Work task - The answer is to be the full listing, unchanged in every line.

Task material -
—————

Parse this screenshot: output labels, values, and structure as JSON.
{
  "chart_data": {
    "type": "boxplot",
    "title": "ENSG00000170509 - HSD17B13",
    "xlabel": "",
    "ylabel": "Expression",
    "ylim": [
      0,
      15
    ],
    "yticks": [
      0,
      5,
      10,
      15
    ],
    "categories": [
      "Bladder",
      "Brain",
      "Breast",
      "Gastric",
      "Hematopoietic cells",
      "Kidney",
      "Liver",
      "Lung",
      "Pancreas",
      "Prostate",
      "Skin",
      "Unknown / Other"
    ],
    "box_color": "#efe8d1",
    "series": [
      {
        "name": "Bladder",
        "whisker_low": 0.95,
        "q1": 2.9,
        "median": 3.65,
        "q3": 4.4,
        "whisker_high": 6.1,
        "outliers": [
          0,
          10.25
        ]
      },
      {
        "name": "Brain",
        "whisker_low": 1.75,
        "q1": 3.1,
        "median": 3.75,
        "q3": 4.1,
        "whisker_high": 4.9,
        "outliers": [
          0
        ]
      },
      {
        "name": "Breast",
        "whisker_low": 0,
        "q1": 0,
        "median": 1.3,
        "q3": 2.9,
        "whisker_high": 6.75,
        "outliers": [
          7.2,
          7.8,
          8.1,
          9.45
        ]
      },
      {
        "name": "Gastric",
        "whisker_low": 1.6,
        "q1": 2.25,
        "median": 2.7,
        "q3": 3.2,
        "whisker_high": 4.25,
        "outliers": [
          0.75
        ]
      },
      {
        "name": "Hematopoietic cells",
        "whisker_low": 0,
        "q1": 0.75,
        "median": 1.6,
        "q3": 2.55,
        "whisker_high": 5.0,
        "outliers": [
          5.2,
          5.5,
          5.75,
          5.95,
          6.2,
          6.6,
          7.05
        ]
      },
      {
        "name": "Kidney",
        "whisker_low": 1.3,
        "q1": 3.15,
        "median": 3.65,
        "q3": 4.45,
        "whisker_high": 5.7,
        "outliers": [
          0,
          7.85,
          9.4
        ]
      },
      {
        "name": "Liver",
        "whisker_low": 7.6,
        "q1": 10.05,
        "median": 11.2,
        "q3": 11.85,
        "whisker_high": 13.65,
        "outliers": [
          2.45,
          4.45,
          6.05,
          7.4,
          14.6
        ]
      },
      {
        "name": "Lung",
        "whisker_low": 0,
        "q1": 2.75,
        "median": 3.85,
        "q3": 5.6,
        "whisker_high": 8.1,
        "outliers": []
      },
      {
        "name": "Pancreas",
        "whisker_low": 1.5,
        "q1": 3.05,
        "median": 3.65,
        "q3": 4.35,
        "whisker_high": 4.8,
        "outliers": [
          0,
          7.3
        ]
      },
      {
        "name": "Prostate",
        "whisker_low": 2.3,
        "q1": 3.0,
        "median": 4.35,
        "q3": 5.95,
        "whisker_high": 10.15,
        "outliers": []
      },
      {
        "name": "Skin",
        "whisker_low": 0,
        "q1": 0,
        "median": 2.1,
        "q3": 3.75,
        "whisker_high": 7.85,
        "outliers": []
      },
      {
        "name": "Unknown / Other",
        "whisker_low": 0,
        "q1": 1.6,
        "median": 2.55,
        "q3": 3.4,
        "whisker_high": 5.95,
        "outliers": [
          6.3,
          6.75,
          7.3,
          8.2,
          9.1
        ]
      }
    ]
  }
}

—————

Response below -
Parse this screenshot: output labels, values, and structure as JSON.
{
  "chart_data": {
    "type": "boxplot",
    "title": "ENSG00000170509 - HSD17B13",
    "xlabel": "",
    "ylabel": "Expression",
    "ylim": [
      0,
      15
    ],
    "yticks": [
      0,
      5,
      10,
      15
    ],
    "categories": [
      "Bladder",
      "Brain",
      "Breast",
      "Gastric",
      "Hematopoietic cells",
      "Kidney",
      "Liver",
      "Lung",
      "Pancreas",
      "Prostate",
      "Skin",
      "Unknown / Other"
    ],
    "box_color": "#efe8d1",
    "series": [
      {
        "name": "Bladder",
        "whisker_low": 0.95,
        "q1": 2.9,
        "median": 3.65,
        "q3": 4.4,
        "whisker_high": 6.1,
        "outliers": [
          0,
          10.25
        ]
      },
      {
        "name": "Brain",
        "whisker_low": 1.75,
        "q1": 3.1,
        "median": 3.75,
        "q3": 4.1,
        "whisker_high": 4.9,
        "outliers": [
          0
        ]
      },
      {
        "name": "Breast",
        "whisker_low": 0,
        "q1": 0,
        "median": 1.3,
        "q3": 2.9,
        "whisker_high": 6.75,
        "outliers": [
          7.2,
          7.8,
          8.1,
          9.45
        ]
      },
      {
        "name": "Gastric",
        "whisker_low": 1.6,
        "q1": 2.25,
        "median": 2.7,
        "q3": 3.2,
        "whisker_high": 4.25,
        "outliers": [
          0.75
        ]
      },
      {
        "name": "Hematopoietic cells",
        "whisker_low": 0,
        "q1": 0.75,
        "median": 1.6,
        "q3": 2.55,
        "whisker_high": 5.0,
        "outliers": [
          5.2,
          5.5,
          5.75,
          5.95,
          6.2,
          6.6,
          7.05
        ]
      },
      {
        "name": "Kidney",
        "whisker_low": 1.3,
        "q1": 3.15,
        "median": 3.65,
        "q3": 4.45,
        "whisker_high": 5.7,
        "outliers": [
          0,
          7.85,
          9.4
        ]
      },
      {
        "name": "Liver",
        "whisker_low": 7.6,
        "q1": 10.05,
        "median": 11.2,
        "q3": 11.85,
        "whisker_high": 13.65,
        "outliers": [
          2.45,
          4.45,
          6.05,
          7.4,
          14.6
        ]
      },
      {
        "name": "Lung",
        "whisker_low": 0,
        "q1": 2.75,
        "median": 3.85,
        "q3": 5.6,
        "whisker_high": 8.1,
        "outliers": []
      },
      {
        "name": "Pancreas",
        "whisker_low": 1.5,
        "q1": 3.05,
        "median": 3.65,
        "q3": 4.35,
        "whisker_high": 4.8,
        "outliers": [
          0,
          7.3
        ]
      },
      {
        "name": "Prostate",
        "whisker_low": 2.3,
        "q1": 3.0,
        "median": 4.35,
        "q3": 5.95,
        "whisker_high": 10.15,
        "outliers": []
      },
      {
        "name": "Skin",
        "whisker_low": 0,
        "q1": 0,
        "median": 2.1,
        "q3": 3.75,
        "whisker_high": 7.85,
        "outliers": []
      },
      {
        "name": "Unknown / Other",
        "whisker_low": 0,
        "q1": 1.6,
        "median": 2.55,
        "q3": 3.4,
        "whisker_high": 5.95,
        "outliers": [
          6.3,
          6.75,
          7.3,
          8.2,
          9.1
        ]
      }
    ]
  }
}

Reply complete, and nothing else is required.